> [Brief]:
Select every line containing the word "Analyzer" from the material, and copy those lines.

Records from a collection
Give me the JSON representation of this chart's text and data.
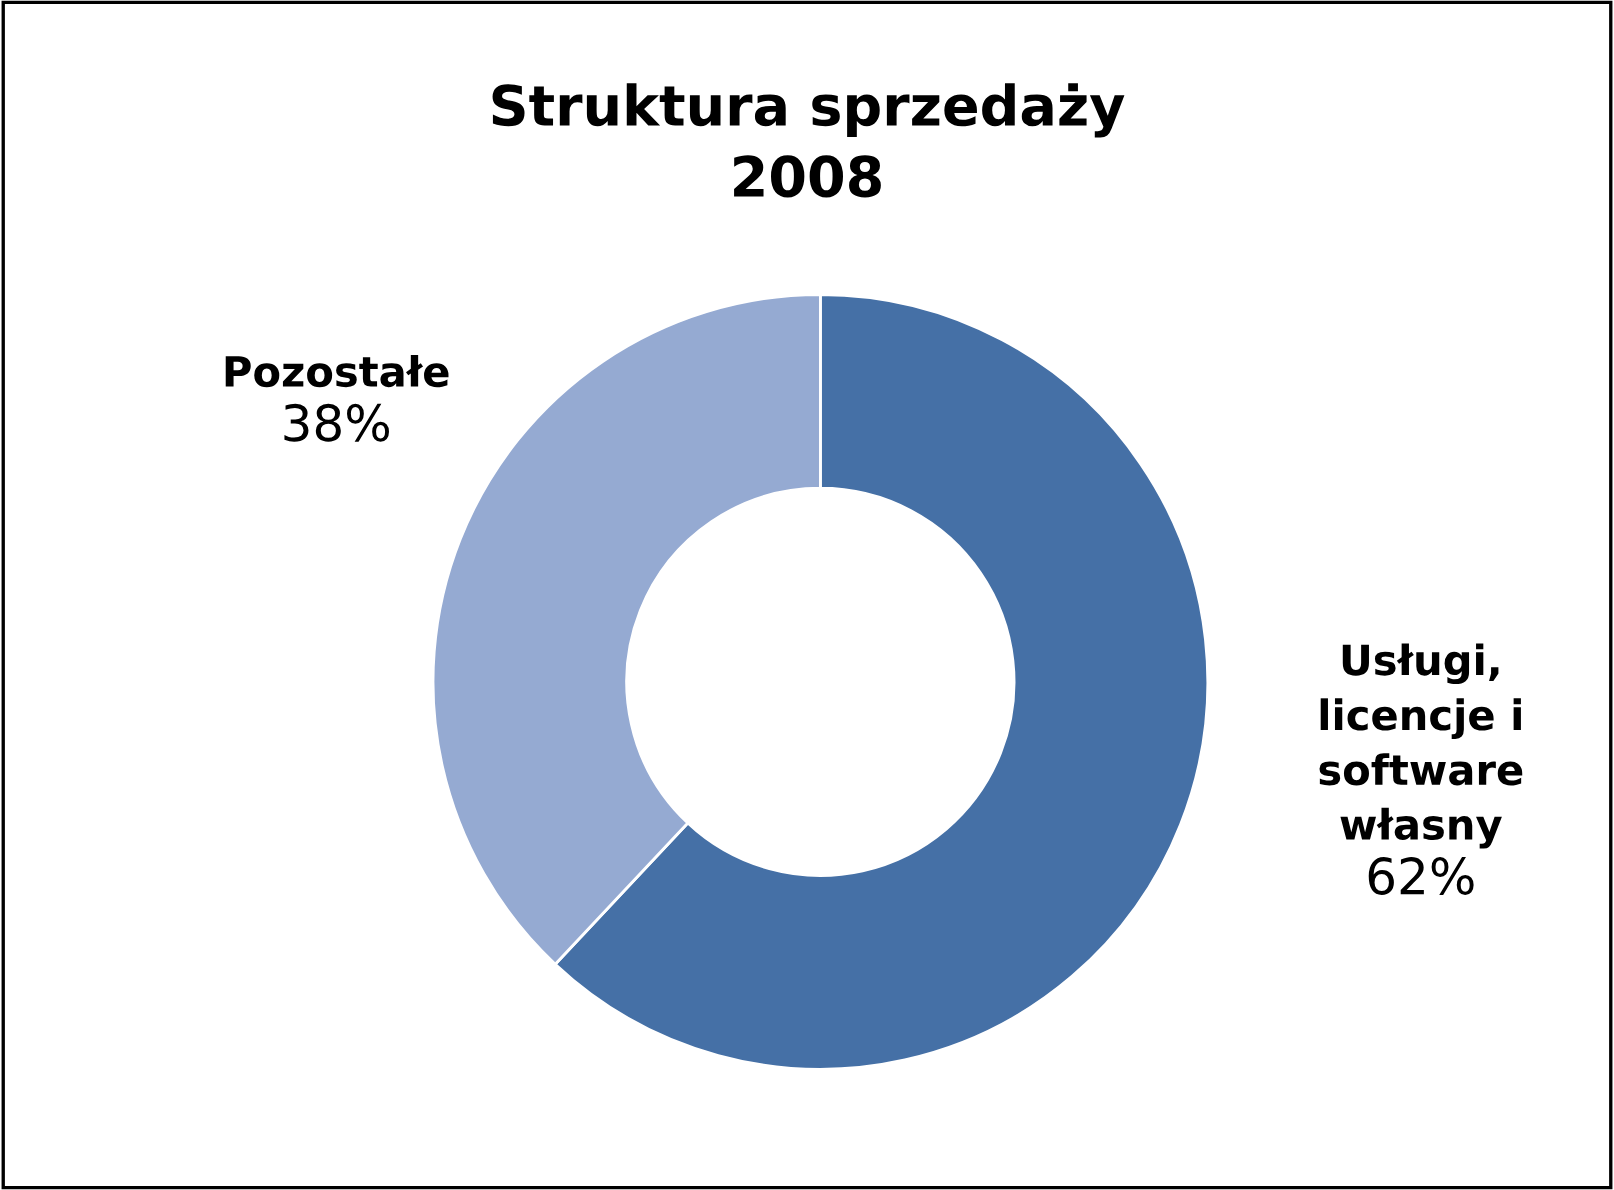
{
  "chart_data": {
    "type": "donut",
    "title": "Struktura sprzedaży\n2008",
    "categories": [
      "Usługi,\nlicencje i\nsoftware\nwłasny",
      "Pozostałe"
    ],
    "values": [
      62,
      38
    ],
    "colors": [
      "#4570a6",
      "#95aad2"
    ],
    "value_labels": [
      "62%",
      "38%"
    ],
    "legend": false
  }
}
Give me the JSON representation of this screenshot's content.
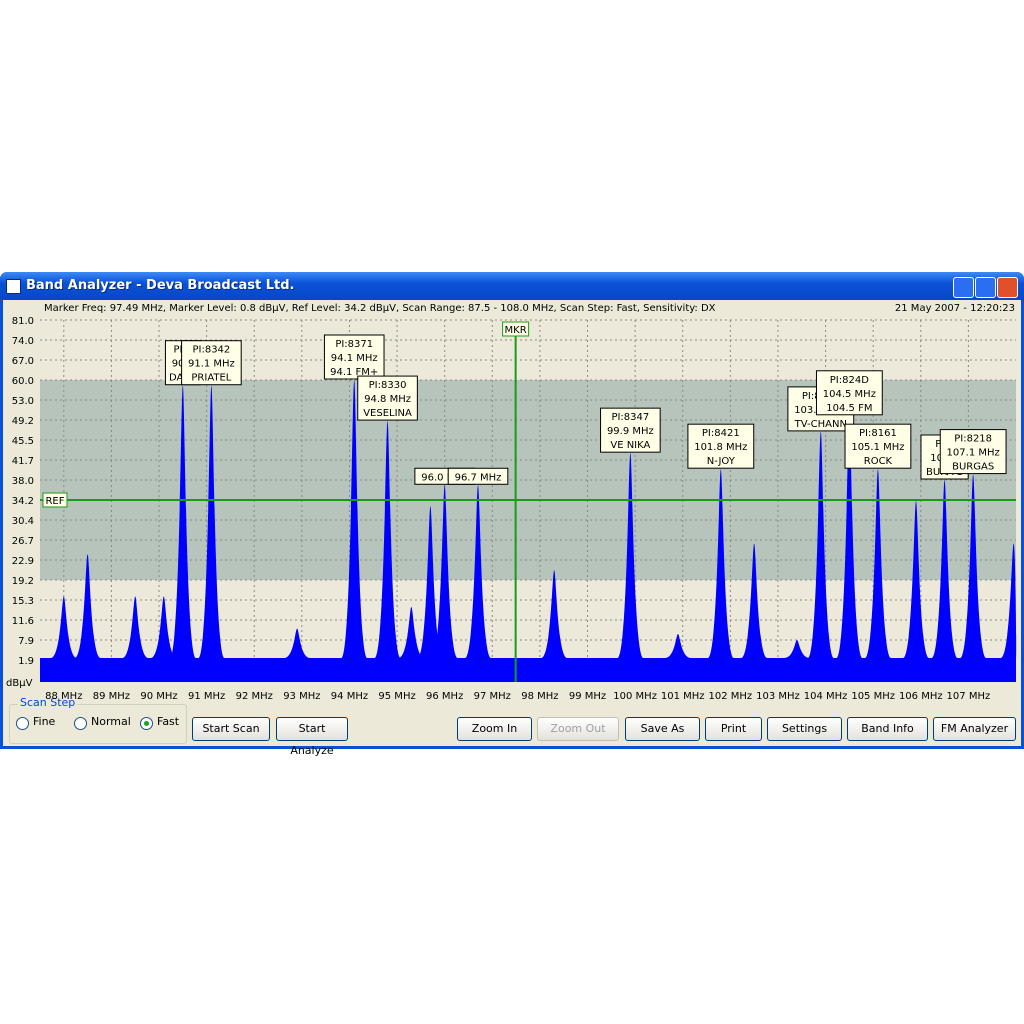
{
  "window": {
    "title": "Band Analyzer - Deva Broadcast Ltd."
  },
  "status": {
    "info": "Marker Freq: 97.49 MHz, Marker Level: 0.8 dBµV, Ref Level: 34.2 dBµV, Scan Range: 87.5 - 108.0 MHz, Scan Step: Fast, Sensitivity: DX",
    "datetime": "21 May 2007 - 12:20:23"
  },
  "chart_data": {
    "type": "spectrum",
    "color": "#0000ff",
    "grid": true,
    "xlim": [
      87.5,
      108.0
    ],
    "xticks": [
      {
        "value": 88,
        "label": "88 MHz"
      },
      {
        "value": 89,
        "label": "89 MHz"
      },
      {
        "value": 90,
        "label": "90 MHz"
      },
      {
        "value": 91,
        "label": "91 MHz"
      },
      {
        "value": 92,
        "label": "92 MHz"
      },
      {
        "value": 93,
        "label": "93 MHz"
      },
      {
        "value": 94,
        "label": "94 MHz"
      },
      {
        "value": 95,
        "label": "95 MHz"
      },
      {
        "value": 96,
        "label": "96 MHz"
      },
      {
        "value": 97,
        "label": "97 MHz"
      },
      {
        "value": 98,
        "label": "98 MHz"
      },
      {
        "value": 99,
        "label": "99 MHz"
      },
      {
        "value": 100,
        "label": "100 MHz"
      },
      {
        "value": 101,
        "label": "101 MHz"
      },
      {
        "value": 102,
        "label": "102 MHz"
      },
      {
        "value": 103,
        "label": "103 MHz"
      },
      {
        "value": 104,
        "label": "104 MHz"
      },
      {
        "value": 105,
        "label": "105 MHz"
      },
      {
        "value": 106,
        "label": "106 MHz"
      },
      {
        "value": 107,
        "label": "107 MHz"
      }
    ],
    "ylim": [
      0,
      81
    ],
    "yticks": [
      {
        "value": 81,
        "label": "81.0"
      },
      {
        "value": 74,
        "label": "74.0"
      },
      {
        "value": 67,
        "label": "67.0"
      },
      {
        "value": 60,
        "label": "60.0"
      },
      {
        "value": 53,
        "label": "53.0"
      },
      49.2,
      45.5,
      41.7,
      {
        "value": 38,
        "label": "38.0"
      },
      34.2,
      30.4,
      26.7,
      22.9,
      19.2,
      15.3,
      11.6,
      7.9,
      1.9
    ],
    "y_unit": "dBµV",
    "band": [
      19.2,
      60.0
    ],
    "ref_level": 34.2,
    "ref_label": "REF",
    "marker_freq": 97.49,
    "marker_label": "MKR",
    "noise_floor": 2.5,
    "peaks": [
      {
        "freq": 88.0,
        "level": 16
      },
      {
        "freq": 88.5,
        "level": 24
      },
      {
        "freq": 89.5,
        "level": 16
      },
      {
        "freq": 90.1,
        "level": 16
      },
      {
        "freq": 90.5,
        "level": 58,
        "label": [
          "PI:8",
          "90.5",
          "DARS"
        ]
      },
      {
        "freq": 91.1,
        "level": 58,
        "label": [
          "PI:8342",
          "91.1 MHz",
          "PRIATEL"
        ]
      },
      {
        "freq": 92.9,
        "level": 10
      },
      {
        "freq": 94.1,
        "level": 60,
        "label": [
          "PI:8371",
          "94.1 MHz",
          "94.1 FM+"
        ]
      },
      {
        "freq": 94.8,
        "level": 49,
        "label": [
          "PI:8330",
          "94.8 MHz",
          "VESELINA"
        ]
      },
      {
        "freq": 95.3,
        "level": 14
      },
      {
        "freq": 95.7,
        "level": 33
      },
      {
        "freq": 96.0,
        "level": 37,
        "label": [
          "96.0 MHz"
        ]
      },
      {
        "freq": 96.7,
        "level": 37,
        "label": [
          "96.7 MHz"
        ]
      },
      {
        "freq": 98.3,
        "level": 21
      },
      {
        "freq": 99.9,
        "level": 43,
        "label": [
          "PI:8347",
          "99.9 MHz",
          "VE  NIKA"
        ]
      },
      {
        "freq": 100.9,
        "level": 9
      },
      {
        "freq": 101.8,
        "level": 40,
        "label": [
          "PI:8421",
          "101.8 MHz",
          "N-JOY"
        ]
      },
      {
        "freq": 102.5,
        "level": 26
      },
      {
        "freq": 103.4,
        "level": 7.9
      },
      {
        "freq": 103.9,
        "level": 47,
        "label": [
          "PI:8032",
          "103.9 MHz",
          "TV-CHANN"
        ]
      },
      {
        "freq": 104.5,
        "level": 50,
        "label": [
          "PI:824D",
          "104.5 MHz",
          "104.5 FM"
        ]
      },
      {
        "freq": 105.1,
        "level": 40,
        "label": [
          "PI:8161",
          "105.1 MHz",
          "ROCK"
        ]
      },
      {
        "freq": 105.9,
        "level": 34
      },
      {
        "freq": 106.5,
        "level": 38,
        "label": [
          "PI:8",
          "106.5",
          "BURA S"
        ]
      },
      {
        "freq": 107.1,
        "level": 39,
        "label": [
          "PI:8218",
          "107.1 MHz",
          "BURGAS"
        ]
      },
      {
        "freq": 107.95,
        "level": 26
      }
    ]
  },
  "controls": {
    "scan_step": {
      "title": "Scan Step",
      "options": [
        "Fine",
        "Normal",
        "Fast"
      ],
      "selected": 2
    },
    "buttons": [
      {
        "label": "Start Scan",
        "enabled": true
      },
      {
        "label": "Start Analyze",
        "enabled": true
      },
      {
        "label": "Zoom In",
        "enabled": true
      },
      {
        "label": "Zoom Out",
        "enabled": false
      },
      {
        "label": "Save As",
        "enabled": true
      },
      {
        "label": "Print",
        "enabled": true
      },
      {
        "label": "Settings",
        "enabled": true
      },
      {
        "label": "Band Info",
        "enabled": true
      },
      {
        "label": "FM Analyzer",
        "enabled": true
      }
    ]
  }
}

> [Written answer]:
    "title": "Band Analyzer - Deva Broadcast Ltd."
        "label": "FM Analyzer",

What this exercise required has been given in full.